What the task requires – Identify and reproduce every line holding the string "Average".

** BEGIN **

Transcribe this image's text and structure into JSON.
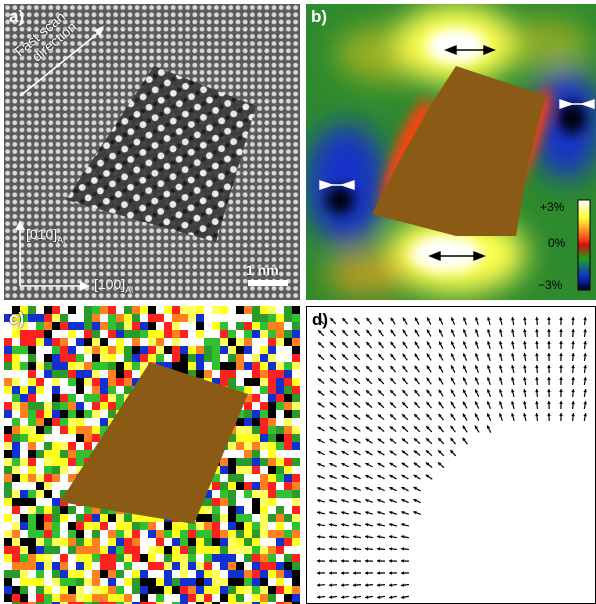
{
  "panels": {
    "a": {
      "label": "a)",
      "scan_text_1": "Fast scan",
      "scan_text_2": "direction",
      "axis_y_label": "[010]",
      "axis_y_sub": "Al",
      "axis_x_label": "[100]",
      "axis_x_sub": "Al",
      "scalebar_label": "1 nm"
    },
    "b": {
      "label": "b)",
      "colorbar_ticks": [
        "+3%",
        "0%",
        "−3%"
      ]
    },
    "c": {
      "label": "c)"
    },
    "d": {
      "label": "d)"
    }
  },
  "colors": {
    "precipitate": "#8b5a14",
    "map_high": "#ffffff",
    "map_mid": "#2a8a2a",
    "map_low": "#0a20c0"
  }
}
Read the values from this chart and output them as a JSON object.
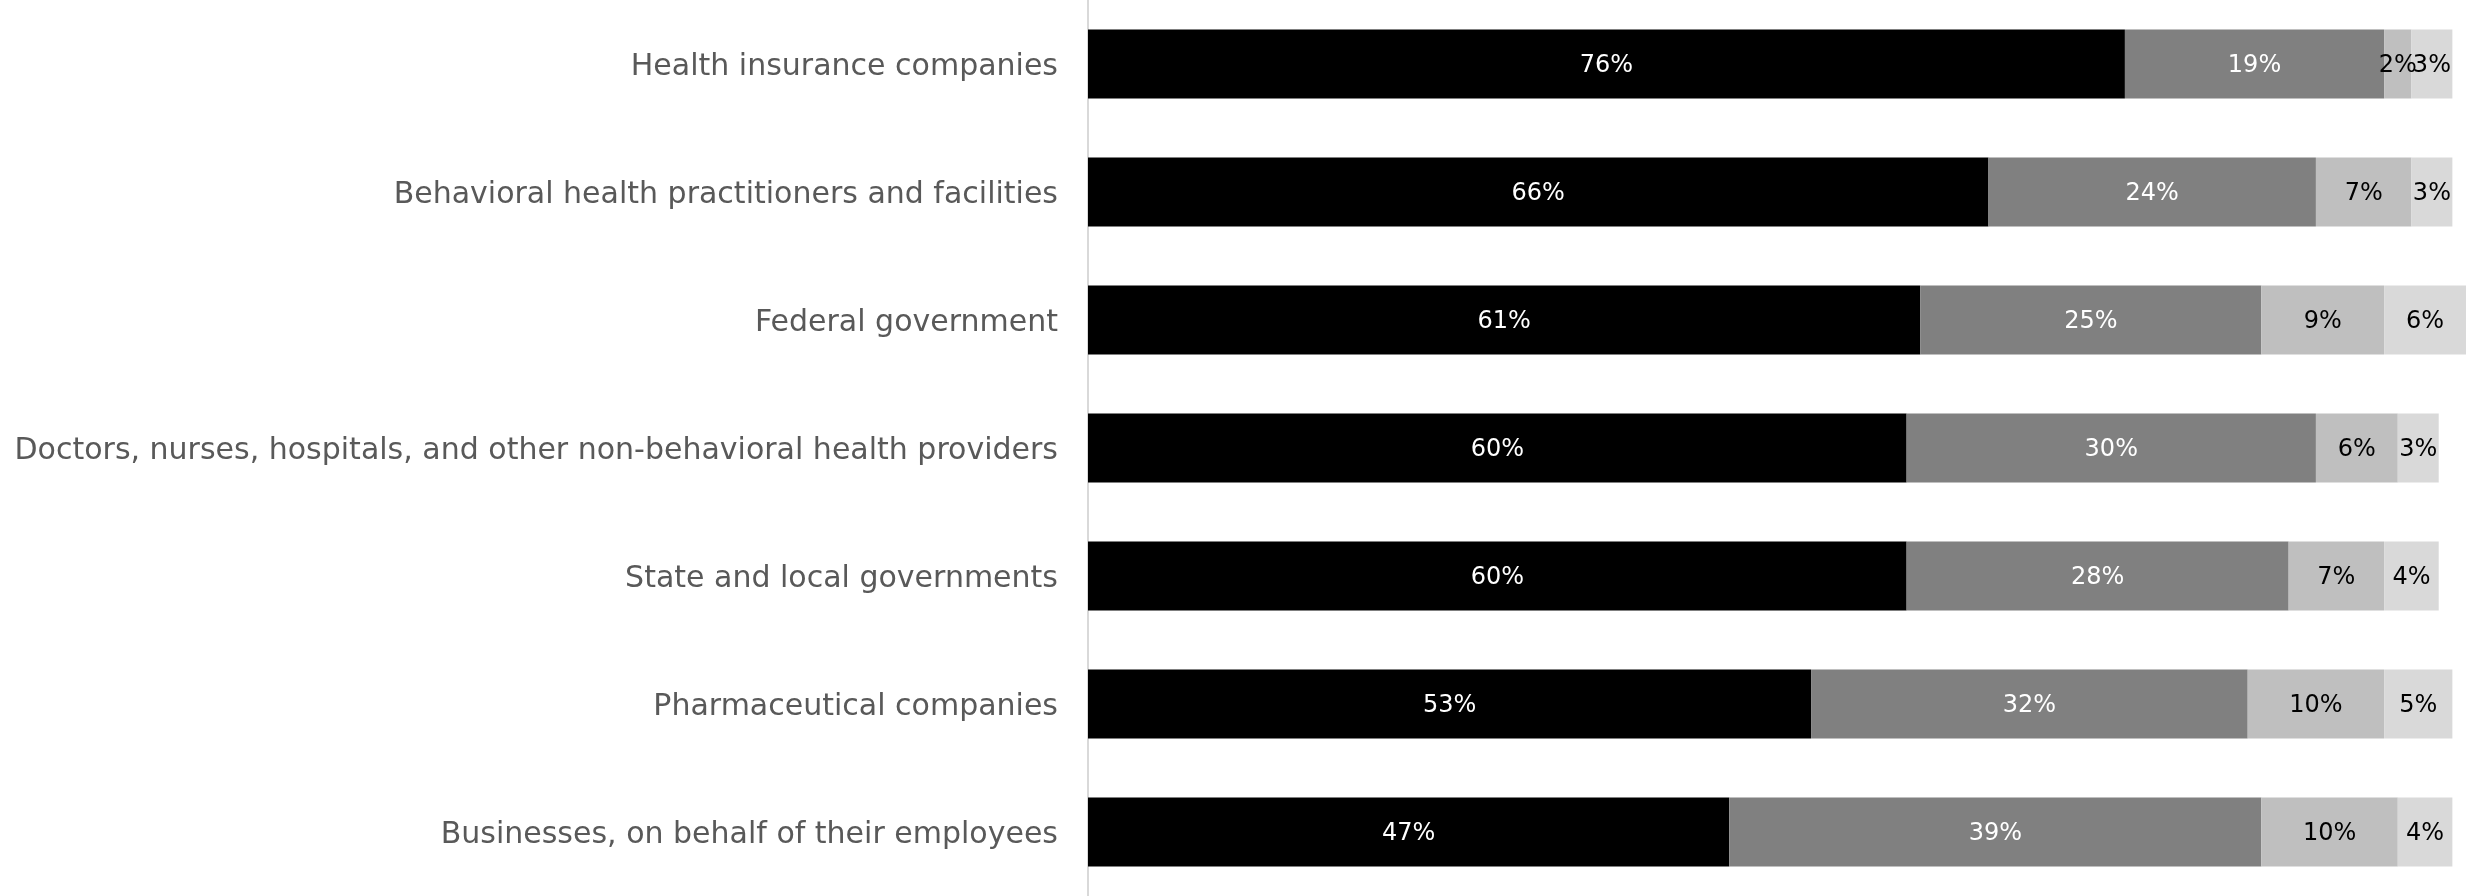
{
  "chart_data": {
    "type": "bar",
    "orientation": "horizontal",
    "stacked": true,
    "categories": [
      "Health insurance companies",
      "Behavioral health practitioners and facilities",
      "Federal government",
      "Doctors, nurses, hospitals, and other non-behavioral health providers",
      "State and local governments",
      "Pharmaceutical companies",
      "Businesses, on behalf of their employees"
    ],
    "series": [
      {
        "color": "#000000",
        "values": [
          76,
          66,
          61,
          60,
          60,
          53,
          47
        ],
        "value_labels": [
          "76%",
          "66%",
          "61%",
          "60%",
          "60%",
          "53%",
          "47%"
        ]
      },
      {
        "color": "#808080",
        "values": [
          19,
          24,
          25,
          30,
          28,
          32,
          39
        ],
        "value_labels": [
          "19%",
          "24%",
          "25%",
          "30%",
          "28%",
          "32%",
          "39%"
        ]
      },
      {
        "color": "#bfbfbf",
        "values": [
          2,
          7,
          9,
          6,
          7,
          10,
          10
        ],
        "value_labels": [
          "2%",
          "7%",
          "9%",
          "6%",
          "7%",
          "10%",
          "10%"
        ]
      },
      {
        "color": "#d9d9d9",
        "values": [
          3,
          3,
          6,
          3,
          4,
          5,
          4
        ],
        "value_labels": [
          "3%",
          "3%",
          "6%",
          "3%",
          "4%",
          "5%",
          "4%"
        ]
      }
    ]
  }
}
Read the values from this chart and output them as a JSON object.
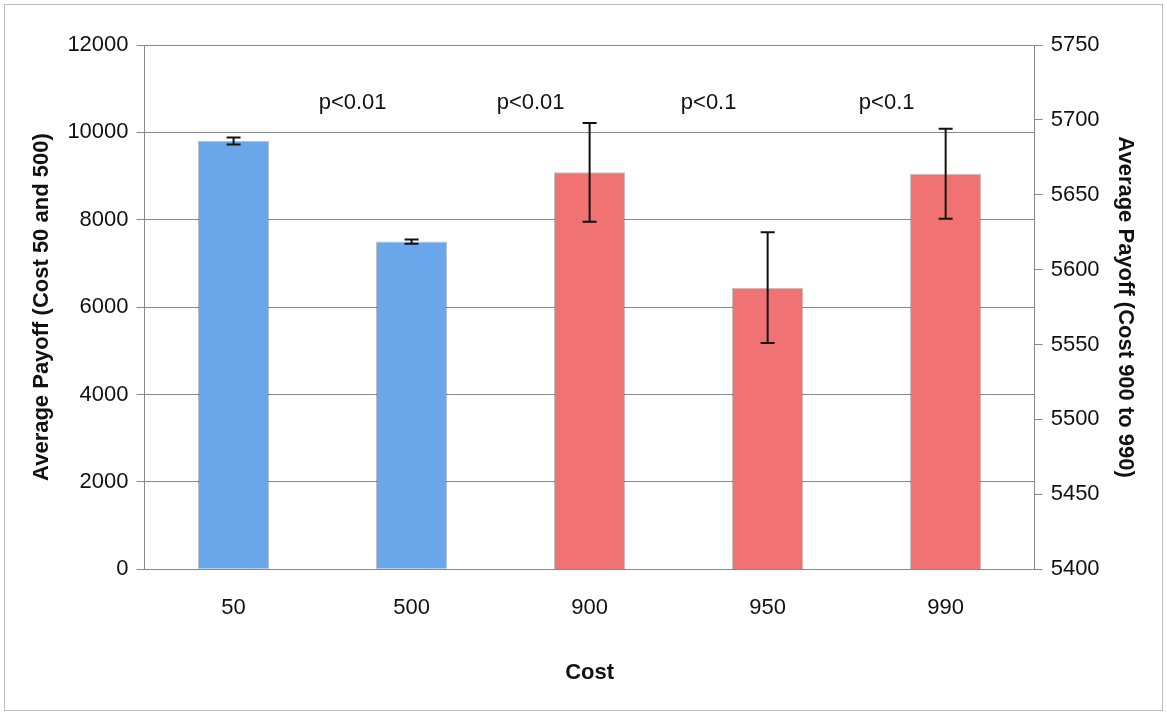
{
  "chart_data": {
    "type": "bar",
    "xlabel": "Cost",
    "ylabel": "Average Payoff (Cost 50 and 500)",
    "y2label": "Average Payoff (Cost 900 to 990)",
    "categories": [
      "50",
      "500",
      "900",
      "950",
      "990"
    ],
    "series": [
      {
        "color": "#6aa6ea",
        "values": [
          9800,
          7500,
          null,
          null,
          null
        ],
        "errors": [
          80,
          50,
          null,
          null,
          null
        ]
      },
      {
        "color": "#f07272",
        "axis": "y2",
        "values": [
          null,
          null,
          5665,
          5588,
          5664
        ],
        "errors": [
          null,
          null,
          33,
          37,
          30
        ]
      }
    ],
    "ylim": [
      0,
      12000
    ],
    "yticks": [
      0,
      2000,
      4000,
      6000,
      8000,
      10000,
      12000
    ],
    "y2lim": [
      5400,
      5750
    ],
    "y2ticks": [
      5400,
      5450,
      5500,
      5550,
      5600,
      5650,
      5700,
      5750
    ],
    "annotations": [
      "p<0.01",
      "p<0.01",
      "p<0.1",
      "p<0.1"
    ],
    "grid": "y",
    "legend": false
  }
}
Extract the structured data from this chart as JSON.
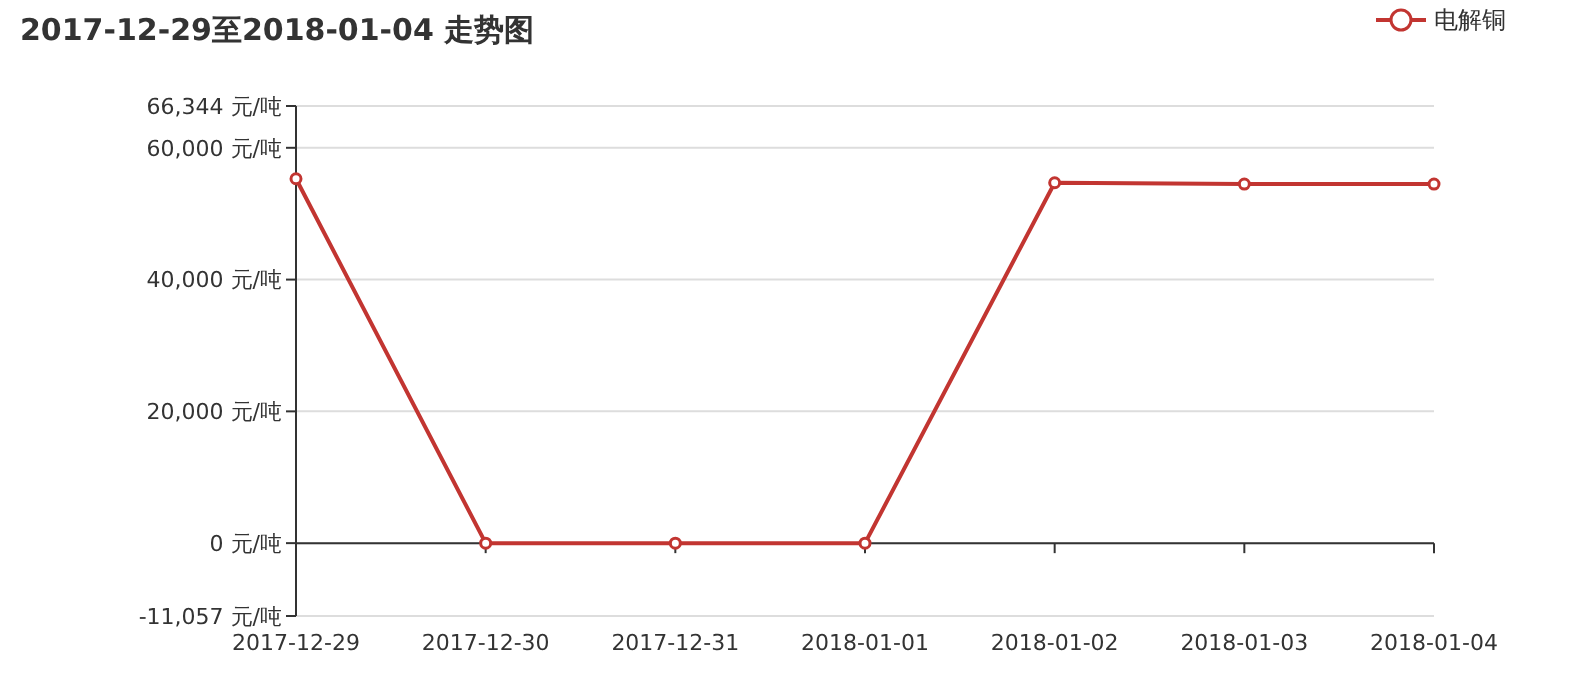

** END **

Output of the exercise –
    "ylabel": "Average Payoff (Cost 50 and 500)",
    "y2label": "Average Payoff (Cost 900 to 990)",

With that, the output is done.